### PROBLEM TO WORK ON
Lines that contain the string "this" are to be copied; leave out all others.
─── RECORDS TO USE
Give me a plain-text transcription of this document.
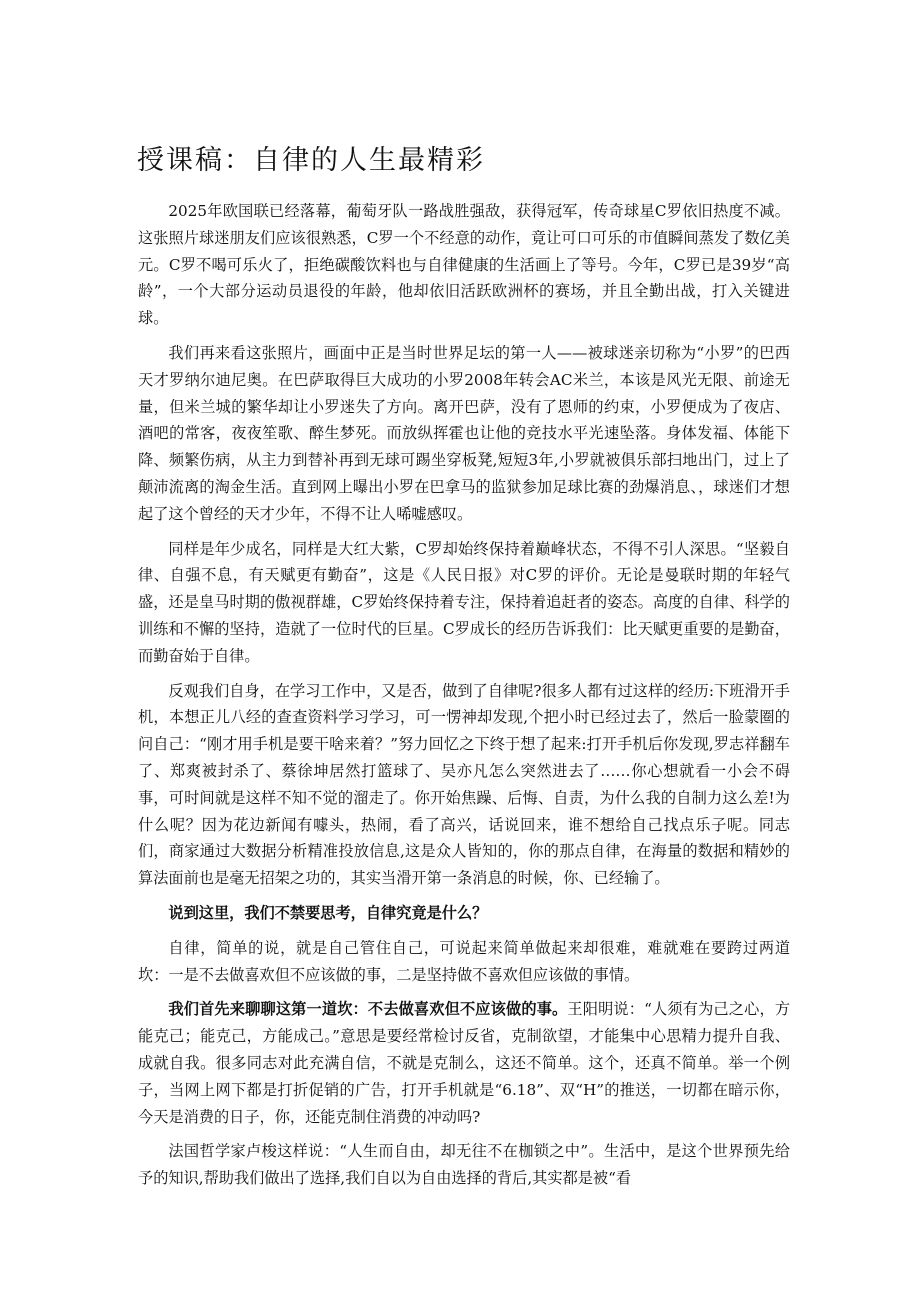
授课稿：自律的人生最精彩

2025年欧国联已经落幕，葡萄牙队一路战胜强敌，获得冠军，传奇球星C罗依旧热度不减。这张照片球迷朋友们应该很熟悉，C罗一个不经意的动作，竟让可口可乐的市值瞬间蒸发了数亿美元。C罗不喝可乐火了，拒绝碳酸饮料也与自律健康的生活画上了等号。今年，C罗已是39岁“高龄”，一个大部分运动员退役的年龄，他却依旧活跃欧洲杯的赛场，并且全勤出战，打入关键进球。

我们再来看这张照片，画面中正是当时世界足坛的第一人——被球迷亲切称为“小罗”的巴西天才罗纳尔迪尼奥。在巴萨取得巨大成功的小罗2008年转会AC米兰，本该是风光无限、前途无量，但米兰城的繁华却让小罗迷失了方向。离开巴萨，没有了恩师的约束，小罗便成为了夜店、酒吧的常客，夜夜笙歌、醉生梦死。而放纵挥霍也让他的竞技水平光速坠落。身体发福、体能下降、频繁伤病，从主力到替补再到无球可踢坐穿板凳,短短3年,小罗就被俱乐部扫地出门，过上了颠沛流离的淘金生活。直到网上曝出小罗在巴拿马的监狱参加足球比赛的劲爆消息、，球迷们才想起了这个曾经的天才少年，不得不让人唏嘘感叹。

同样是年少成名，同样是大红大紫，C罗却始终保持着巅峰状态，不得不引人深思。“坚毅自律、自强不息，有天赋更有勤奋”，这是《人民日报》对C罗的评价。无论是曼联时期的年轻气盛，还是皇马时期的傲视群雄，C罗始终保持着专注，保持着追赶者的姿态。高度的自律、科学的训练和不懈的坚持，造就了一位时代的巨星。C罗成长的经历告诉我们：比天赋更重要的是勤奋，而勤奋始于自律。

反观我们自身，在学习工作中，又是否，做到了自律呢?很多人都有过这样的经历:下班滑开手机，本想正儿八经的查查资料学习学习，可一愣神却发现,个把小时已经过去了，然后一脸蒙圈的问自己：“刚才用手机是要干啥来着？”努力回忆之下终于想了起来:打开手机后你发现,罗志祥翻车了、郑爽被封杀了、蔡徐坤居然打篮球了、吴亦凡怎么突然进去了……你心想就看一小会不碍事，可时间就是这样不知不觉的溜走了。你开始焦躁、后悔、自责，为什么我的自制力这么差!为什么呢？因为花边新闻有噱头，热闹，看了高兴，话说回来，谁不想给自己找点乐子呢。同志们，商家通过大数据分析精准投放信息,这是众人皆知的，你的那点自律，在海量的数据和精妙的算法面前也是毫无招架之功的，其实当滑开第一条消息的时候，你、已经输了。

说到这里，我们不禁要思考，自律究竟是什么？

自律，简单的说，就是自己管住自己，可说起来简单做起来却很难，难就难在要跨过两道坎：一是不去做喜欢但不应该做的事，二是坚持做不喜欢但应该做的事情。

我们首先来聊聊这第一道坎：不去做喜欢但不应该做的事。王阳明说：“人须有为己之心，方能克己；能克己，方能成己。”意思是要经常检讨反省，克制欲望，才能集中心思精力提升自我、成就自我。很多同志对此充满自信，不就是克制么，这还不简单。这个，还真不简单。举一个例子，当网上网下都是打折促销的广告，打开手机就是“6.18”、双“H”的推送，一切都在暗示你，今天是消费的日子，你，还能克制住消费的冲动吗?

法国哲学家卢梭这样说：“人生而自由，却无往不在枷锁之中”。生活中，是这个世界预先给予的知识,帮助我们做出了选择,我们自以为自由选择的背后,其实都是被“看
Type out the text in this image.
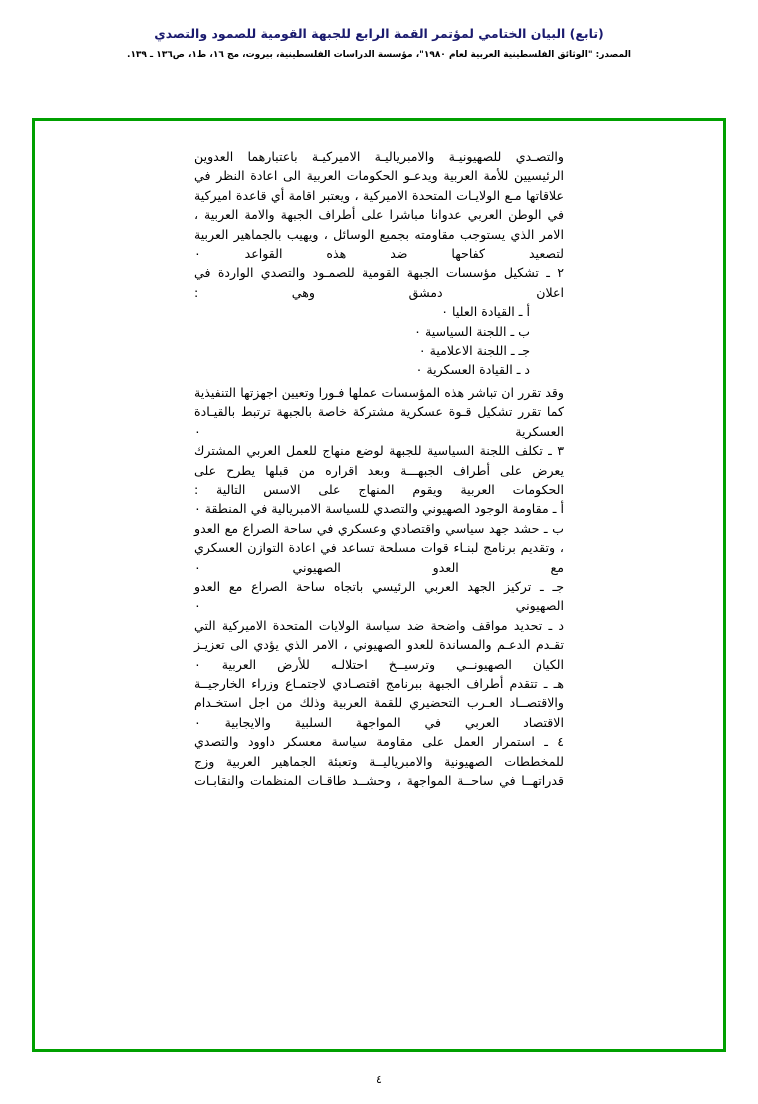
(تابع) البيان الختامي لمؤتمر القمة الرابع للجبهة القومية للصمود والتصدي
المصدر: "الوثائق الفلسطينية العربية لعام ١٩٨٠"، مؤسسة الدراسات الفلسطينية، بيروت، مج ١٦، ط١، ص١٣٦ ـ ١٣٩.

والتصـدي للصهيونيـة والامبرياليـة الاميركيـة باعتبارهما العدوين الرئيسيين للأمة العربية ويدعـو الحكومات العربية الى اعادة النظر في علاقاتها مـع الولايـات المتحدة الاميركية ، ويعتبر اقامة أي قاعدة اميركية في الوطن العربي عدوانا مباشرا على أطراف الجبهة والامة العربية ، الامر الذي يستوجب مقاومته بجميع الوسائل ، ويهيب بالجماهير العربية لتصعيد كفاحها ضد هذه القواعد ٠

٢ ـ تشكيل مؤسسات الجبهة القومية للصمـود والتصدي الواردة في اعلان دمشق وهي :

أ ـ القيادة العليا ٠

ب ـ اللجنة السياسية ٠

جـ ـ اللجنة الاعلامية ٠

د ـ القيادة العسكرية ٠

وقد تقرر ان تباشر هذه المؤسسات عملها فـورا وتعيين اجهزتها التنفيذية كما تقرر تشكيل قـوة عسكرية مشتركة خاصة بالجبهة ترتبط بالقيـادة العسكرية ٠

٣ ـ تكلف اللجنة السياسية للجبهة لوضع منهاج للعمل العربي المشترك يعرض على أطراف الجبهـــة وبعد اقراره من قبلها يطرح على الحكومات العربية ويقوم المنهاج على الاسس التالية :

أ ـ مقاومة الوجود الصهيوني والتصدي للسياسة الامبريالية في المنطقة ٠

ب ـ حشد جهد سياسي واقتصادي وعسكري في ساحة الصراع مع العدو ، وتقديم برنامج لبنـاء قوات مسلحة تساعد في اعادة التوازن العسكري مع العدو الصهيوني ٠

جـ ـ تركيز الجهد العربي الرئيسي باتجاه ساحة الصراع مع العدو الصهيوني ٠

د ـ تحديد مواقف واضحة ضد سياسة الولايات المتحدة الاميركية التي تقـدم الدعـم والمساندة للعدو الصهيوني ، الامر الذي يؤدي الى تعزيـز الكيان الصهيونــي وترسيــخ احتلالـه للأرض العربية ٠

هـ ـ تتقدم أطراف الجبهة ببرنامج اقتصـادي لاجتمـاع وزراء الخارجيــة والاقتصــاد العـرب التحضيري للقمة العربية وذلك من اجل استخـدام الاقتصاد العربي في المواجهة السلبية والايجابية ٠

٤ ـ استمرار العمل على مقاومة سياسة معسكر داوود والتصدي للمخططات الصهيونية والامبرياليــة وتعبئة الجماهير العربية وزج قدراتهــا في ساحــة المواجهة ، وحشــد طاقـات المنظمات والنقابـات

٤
──────
### ANSWER IN FULL
Give me a plain-text transcription of this document.
Type out the text in this image.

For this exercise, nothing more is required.